§ EXERCISE DIRECTIONS
Without the pictures, print each of the records below exactly as it appears.

§ RECORDS TO USE
■ ■ ■
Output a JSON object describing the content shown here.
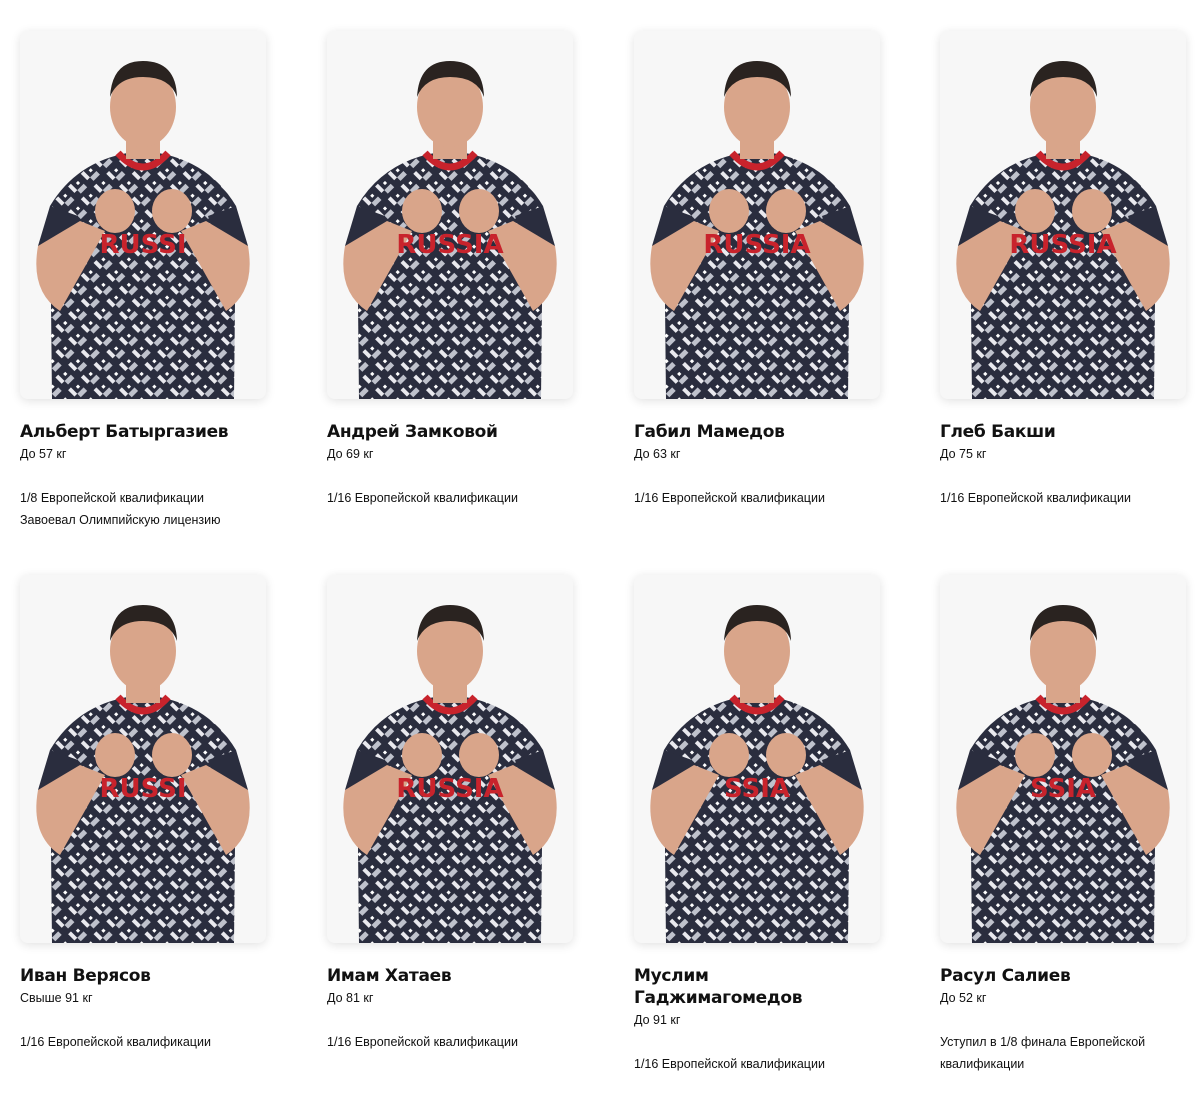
{
  "boxers": [
    {
      "name": "Альберт Батыргазиев",
      "weight": "До 57 кг",
      "results": [
        "1/8 Европейской квалификации",
        "Завоевал Олимпийскую лицензию"
      ],
      "shirt_text": "RUSSI",
      "portrait_icon": "boxer-photo-icon"
    },
    {
      "name": "Андрей Замковой",
      "weight": "До 69 кг",
      "results": [
        "1/16 Европейской квалификации"
      ],
      "shirt_text": "RUSSIA",
      "portrait_icon": "boxer-photo-icon"
    },
    {
      "name": "Габил Мамедов",
      "weight": "До 63 кг",
      "results": [
        "1/16 Европейской квалификации"
      ],
      "shirt_text": "RUSSIA",
      "portrait_icon": "boxer-photo-icon"
    },
    {
      "name": "Глеб Бакши",
      "weight": "До 75 кг",
      "results": [
        "1/16 Европейской квалификации"
      ],
      "shirt_text": "RUSSIA",
      "portrait_icon": "boxer-photo-icon"
    },
    {
      "name": "Иван Верясов",
      "weight": "Свыше 91 кг",
      "results": [
        "1/16 Европейской квалификации"
      ],
      "shirt_text": "RUSSI",
      "portrait_icon": "boxer-photo-icon"
    },
    {
      "name": "Имам Хатаев",
      "weight": "До 81 кг",
      "results": [
        "1/16 Европейской квалификации"
      ],
      "shirt_text": "RUSSIA",
      "portrait_icon": "boxer-photo-icon"
    },
    {
      "name": "Муслим Гаджимагомедов",
      "weight": "До 91 кг",
      "results": [
        "1/16 Европейской квалификации"
      ],
      "shirt_text": "SSIA",
      "portrait_icon": "boxer-photo-icon"
    },
    {
      "name": "Расул Салиев",
      "weight": "До 52 кг",
      "results": [
        "Уступил в 1/8 финала Европейской квалификации"
      ],
      "shirt_text": "SSIA",
      "portrait_icon": "boxer-photo-icon"
    }
  ],
  "colors": {
    "shirt": "#2a2d3e",
    "accent": "#c8232c",
    "skin": "#d9a58a",
    "hair": "#2a2320",
    "background": "#f7f7f7"
  }
}
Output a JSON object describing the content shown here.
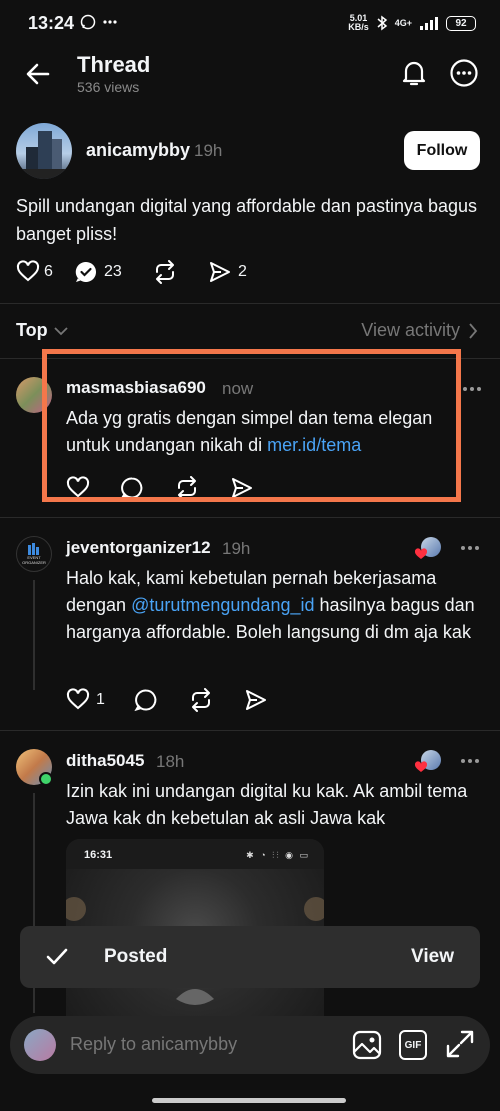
{
  "status_bar": {
    "time": "13:24",
    "speed_value": "5.01",
    "speed_unit": "KB/s",
    "network": "4G+",
    "battery": "92"
  },
  "header": {
    "title": "Thread",
    "views": "536 views"
  },
  "original_post": {
    "username": "anicamybby",
    "time": "19h",
    "follow_label": "Follow",
    "text": "Spill undangan digital yang affordable dan pastinya bagus banget pliss!",
    "likes": "6",
    "replies": "23",
    "shares": "2"
  },
  "sort": {
    "label": "Top",
    "view_activity": "View activity"
  },
  "replies": [
    {
      "username": "masmasbiasa690",
      "time": "now",
      "text_before": "Ada yg gratis dengan simpel dan tema elegan untuk undangan nikah di ",
      "link": "mer.id/tema",
      "text_after": ""
    },
    {
      "username": "jeventorganizer12",
      "time": "19h",
      "avatar_text": "EVENT ORGANIZER",
      "text_before": "Halo kak, kami kebetulan pernah bekerjasama dengan ",
      "link": "@turutmengundang_id",
      "text_after": " hasilnya bagus dan harganya affordable. Boleh langsung di dm aja kak",
      "likes": "1"
    },
    {
      "username": "ditha5045",
      "time": "18h",
      "text": "Izin kak ini undangan digital ku kak. Ak ambil tema Jawa kak dn kebetulan ak asli Jawa kak",
      "image_status_time": "16:31"
    }
  ],
  "toast": {
    "text": "Posted",
    "action": "View"
  },
  "reply_bar": {
    "placeholder": "Reply to anicamybby",
    "gif_label": "GIF"
  },
  "colors": {
    "background": "#101010",
    "link": "#4aa3f5",
    "highlight": "#f4774b",
    "muted": "#777777"
  }
}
■ ■ ■
§ WORKED ANSWER
Output a JSON object describing the content shown here.
{
  "boxers": [
    {
      "name": "Альберт Батыргазиев",
      "weight": "До 57 кг",
      "results": [
        "1/8 Европейской квалификации",
        "Завоевал Олимпийскую лицензию"
      ],
      "shirt_text": "RUSSI",
      "portrait_icon": "boxer-photo-icon"
    },
    {
      "name": "Андрей Замковой",
      "weight": "До 69 кг",
      "results": [
        "1/16 Европейской квалификации"
      ],
      "shirt_text": "RUSSIA",
      "portrait_icon": "boxer-photo-icon"
    },
    {
      "name": "Габил Мамедов",
      "weight": "До 63 кг",
      "results": [
        "1/16 Европейской квалификации"
      ],
      "shirt_text": "RUSSIA",
      "portrait_icon": "boxer-photo-icon"
    },
    {
      "name": "Глеб Бакши",
      "weight": "До 75 кг",
      "results": [
        "1/16 Европейской квалификации"
      ],
      "shirt_text": "RUSSIA",
      "portrait_icon": "boxer-photo-icon"
    },
    {
      "name": "Иван Верясов",
      "weight": "Свыше 91 кг",
      "results": [
        "1/16 Европейской квалификации"
      ],
      "shirt_text": "RUSSI",
      "portrait_icon": "boxer-photo-icon"
    },
    {
      "name": "Имам Хатаев",
      "weight": "До 81 кг",
      "results": [
        "1/16 Европейской квалификации"
      ],
      "shirt_text": "RUSSIA",
      "portrait_icon": "boxer-photo-icon"
    },
    {
      "name": "Муслим Гаджимагомедов",
      "weight": "До 91 кг",
      "results": [
        "1/16 Европейской квалификации"
      ],
      "shirt_text": "SSIA",
      "portrait_icon": "boxer-photo-icon"
    },
    {
      "name": "Расул Салиев",
      "weight": "До 52 кг",
      "results": [
        "Уступил в 1/8 финала Европейской квалификации"
      ],
      "shirt_text": "SSIA",
      "portrait_icon": "boxer-photo-icon"
    }
  ],
  "colors": {
    "shirt": "#2a2d3e",
    "accent": "#c8232c",
    "skin": "#d9a58a",
    "hair": "#2a2320",
    "background": "#f7f7f7"
  }
}
Output a JSON object describing the content shown here.
{
  "status_bar": {
    "time": "13:24",
    "speed_value": "5.01",
    "speed_unit": "KB/s",
    "network": "4G+",
    "battery": "92"
  },
  "header": {
    "title": "Thread",
    "views": "536 views"
  },
  "original_post": {
    "username": "anicamybby",
    "time": "19h",
    "follow_label": "Follow",
    "text": "Spill undangan digital yang affordable dan pastinya bagus banget pliss!",
    "likes": "6",
    "replies": "23",
    "shares": "2"
  },
  "sort": {
    "label": "Top",
    "view_activity": "View activity"
  },
  "replies": [
    {
      "username": "masmasbiasa690",
      "time": "now",
      "text_before": "Ada yg gratis dengan simpel dan tema elegan untuk undangan nikah di ",
      "link": "mer.id/tema",
      "text_after": ""
    },
    {
      "username": "jeventorganizer12",
      "time": "19h",
      "avatar_text": "EVENT ORGANIZER",
      "text_before": "Halo kak, kami kebetulan pernah bekerjasama dengan ",
      "link": "@turutmengundang_id",
      "text_after": " hasilnya bagus dan harganya affordable. Boleh langsung di dm aja kak",
      "likes": "1"
    },
    {
      "username": "ditha5045",
      "time": "18h",
      "text": "Izin kak ini undangan digital ku kak. Ak ambil tema Jawa kak dn kebetulan ak asli Jawa kak",
      "image_status_time": "16:31"
    }
  ],
  "toast": {
    "text": "Posted",
    "action": "View"
  },
  "reply_bar": {
    "placeholder": "Reply to anicamybby",
    "gif_label": "GIF"
  },
  "colors": {
    "background": "#101010",
    "link": "#4aa3f5",
    "highlight": "#f4774b",
    "muted": "#777777"
  }
}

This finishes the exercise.